What is expected:
Count the lines in the records below that contain the string "kill", treating uppercase and lowercase as different, and reply with only the number.

Entries from a dataset
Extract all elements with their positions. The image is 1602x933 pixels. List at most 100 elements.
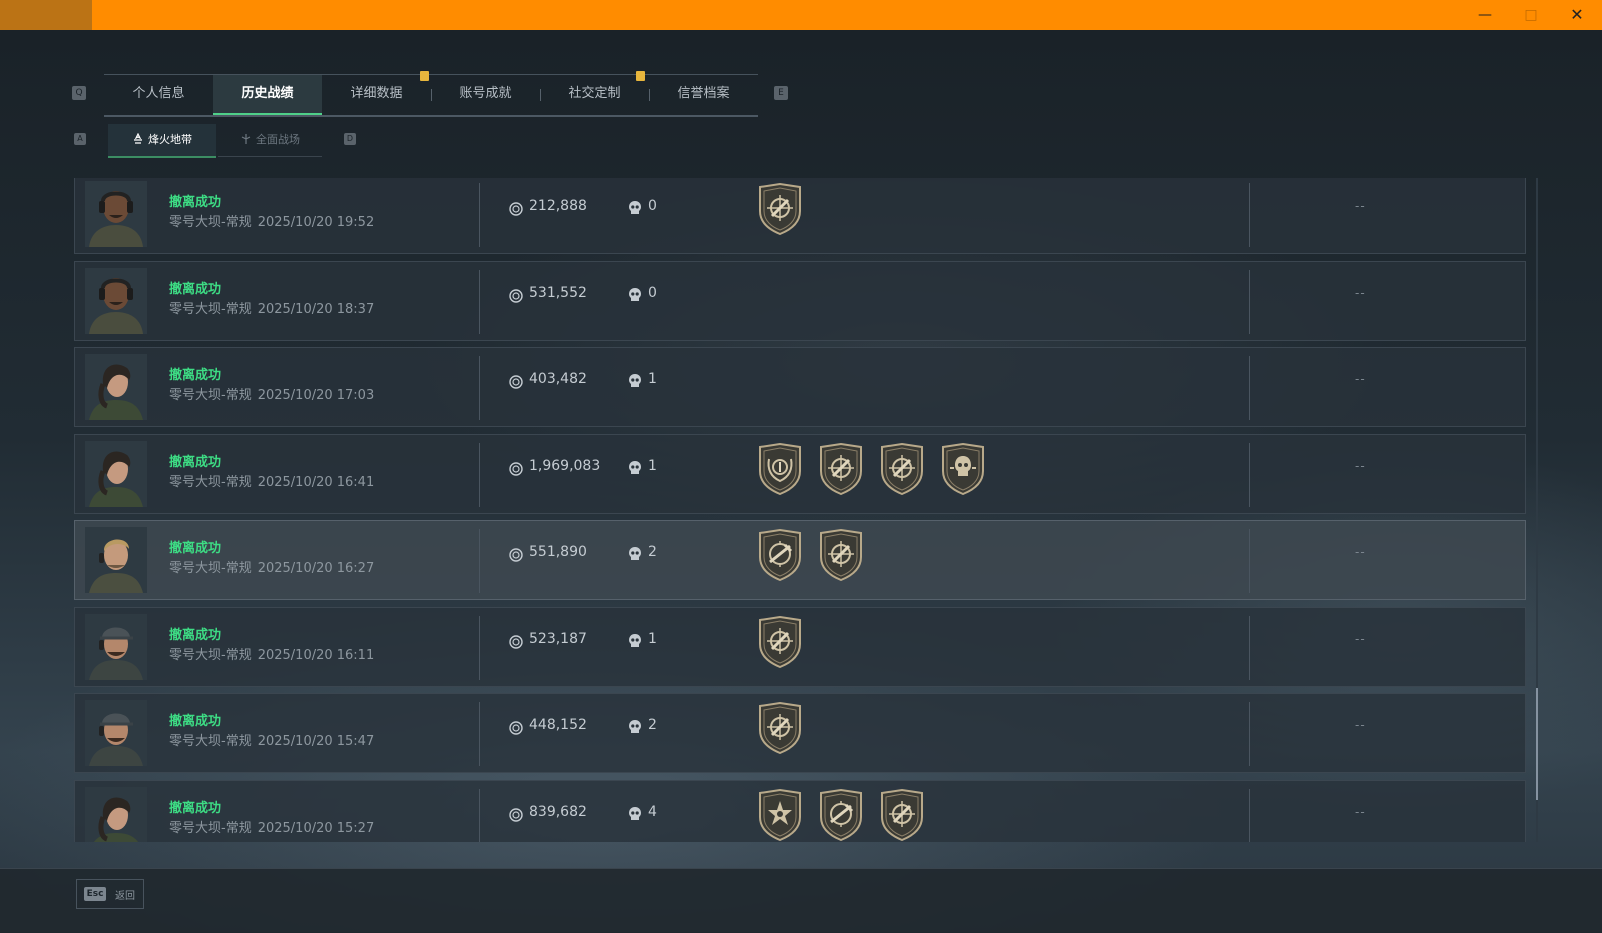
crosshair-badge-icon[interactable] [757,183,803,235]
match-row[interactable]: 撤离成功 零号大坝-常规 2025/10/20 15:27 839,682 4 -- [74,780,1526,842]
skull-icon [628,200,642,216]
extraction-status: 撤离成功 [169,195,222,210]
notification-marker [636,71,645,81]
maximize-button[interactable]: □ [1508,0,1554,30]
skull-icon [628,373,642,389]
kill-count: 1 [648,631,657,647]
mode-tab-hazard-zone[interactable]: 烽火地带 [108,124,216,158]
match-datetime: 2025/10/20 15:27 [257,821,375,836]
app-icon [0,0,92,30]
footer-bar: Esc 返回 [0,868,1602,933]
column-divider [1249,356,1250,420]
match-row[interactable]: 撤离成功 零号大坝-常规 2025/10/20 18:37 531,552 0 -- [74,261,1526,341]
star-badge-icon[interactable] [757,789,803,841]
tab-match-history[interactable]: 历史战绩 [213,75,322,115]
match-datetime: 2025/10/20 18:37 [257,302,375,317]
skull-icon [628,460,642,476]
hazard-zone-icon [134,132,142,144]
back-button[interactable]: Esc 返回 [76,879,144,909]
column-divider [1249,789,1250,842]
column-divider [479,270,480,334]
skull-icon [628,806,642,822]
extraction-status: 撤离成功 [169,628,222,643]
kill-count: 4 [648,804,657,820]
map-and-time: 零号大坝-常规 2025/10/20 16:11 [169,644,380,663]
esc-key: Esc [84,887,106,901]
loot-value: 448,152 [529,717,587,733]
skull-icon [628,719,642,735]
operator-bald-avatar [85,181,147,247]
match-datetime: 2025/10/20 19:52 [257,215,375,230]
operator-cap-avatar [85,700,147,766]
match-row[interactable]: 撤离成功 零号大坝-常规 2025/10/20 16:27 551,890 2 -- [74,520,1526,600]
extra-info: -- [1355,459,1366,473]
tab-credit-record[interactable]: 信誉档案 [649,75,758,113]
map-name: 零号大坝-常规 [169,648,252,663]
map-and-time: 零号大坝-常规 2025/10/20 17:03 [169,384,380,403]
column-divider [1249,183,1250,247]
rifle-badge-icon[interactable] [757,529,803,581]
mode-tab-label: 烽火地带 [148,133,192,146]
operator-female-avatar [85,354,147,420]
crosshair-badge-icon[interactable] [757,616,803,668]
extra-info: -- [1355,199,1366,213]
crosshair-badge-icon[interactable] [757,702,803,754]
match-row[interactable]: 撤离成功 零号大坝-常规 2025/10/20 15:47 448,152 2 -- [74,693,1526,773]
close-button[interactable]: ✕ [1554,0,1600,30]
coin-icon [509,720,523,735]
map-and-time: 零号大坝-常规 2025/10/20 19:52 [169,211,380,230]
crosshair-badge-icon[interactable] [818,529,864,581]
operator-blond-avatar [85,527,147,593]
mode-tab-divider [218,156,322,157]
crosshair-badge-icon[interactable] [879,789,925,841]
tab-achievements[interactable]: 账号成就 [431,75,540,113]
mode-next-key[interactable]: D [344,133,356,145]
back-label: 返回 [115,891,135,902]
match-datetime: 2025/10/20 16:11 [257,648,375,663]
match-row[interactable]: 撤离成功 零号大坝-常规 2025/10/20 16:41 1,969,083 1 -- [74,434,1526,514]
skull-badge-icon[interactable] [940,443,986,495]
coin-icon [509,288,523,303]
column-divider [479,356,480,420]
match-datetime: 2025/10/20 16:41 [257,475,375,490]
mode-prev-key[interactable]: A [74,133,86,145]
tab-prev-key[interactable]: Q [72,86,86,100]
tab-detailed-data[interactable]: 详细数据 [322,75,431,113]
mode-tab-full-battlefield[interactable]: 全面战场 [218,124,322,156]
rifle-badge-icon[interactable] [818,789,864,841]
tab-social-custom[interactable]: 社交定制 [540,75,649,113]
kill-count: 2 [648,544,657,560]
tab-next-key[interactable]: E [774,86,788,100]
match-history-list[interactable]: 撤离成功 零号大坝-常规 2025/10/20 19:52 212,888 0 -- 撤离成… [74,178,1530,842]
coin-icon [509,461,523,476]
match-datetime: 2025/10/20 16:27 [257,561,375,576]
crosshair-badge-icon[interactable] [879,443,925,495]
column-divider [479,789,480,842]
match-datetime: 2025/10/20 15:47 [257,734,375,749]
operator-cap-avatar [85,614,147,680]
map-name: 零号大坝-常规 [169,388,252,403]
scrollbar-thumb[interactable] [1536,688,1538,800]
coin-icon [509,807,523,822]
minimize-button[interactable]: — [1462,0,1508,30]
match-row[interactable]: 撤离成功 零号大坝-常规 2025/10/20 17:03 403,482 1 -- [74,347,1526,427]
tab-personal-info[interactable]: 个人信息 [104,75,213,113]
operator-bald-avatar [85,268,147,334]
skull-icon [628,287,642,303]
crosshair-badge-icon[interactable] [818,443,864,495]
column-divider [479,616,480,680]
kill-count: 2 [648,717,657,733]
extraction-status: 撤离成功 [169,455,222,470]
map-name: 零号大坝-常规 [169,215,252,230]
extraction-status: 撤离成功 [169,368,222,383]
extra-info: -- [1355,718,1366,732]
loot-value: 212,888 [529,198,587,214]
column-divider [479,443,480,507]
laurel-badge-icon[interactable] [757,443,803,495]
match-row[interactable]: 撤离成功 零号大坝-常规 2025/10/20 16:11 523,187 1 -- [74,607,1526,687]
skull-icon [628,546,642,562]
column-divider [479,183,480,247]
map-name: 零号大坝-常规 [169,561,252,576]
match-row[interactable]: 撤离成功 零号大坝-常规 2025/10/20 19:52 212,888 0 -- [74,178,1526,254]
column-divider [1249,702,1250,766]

Correct response:
4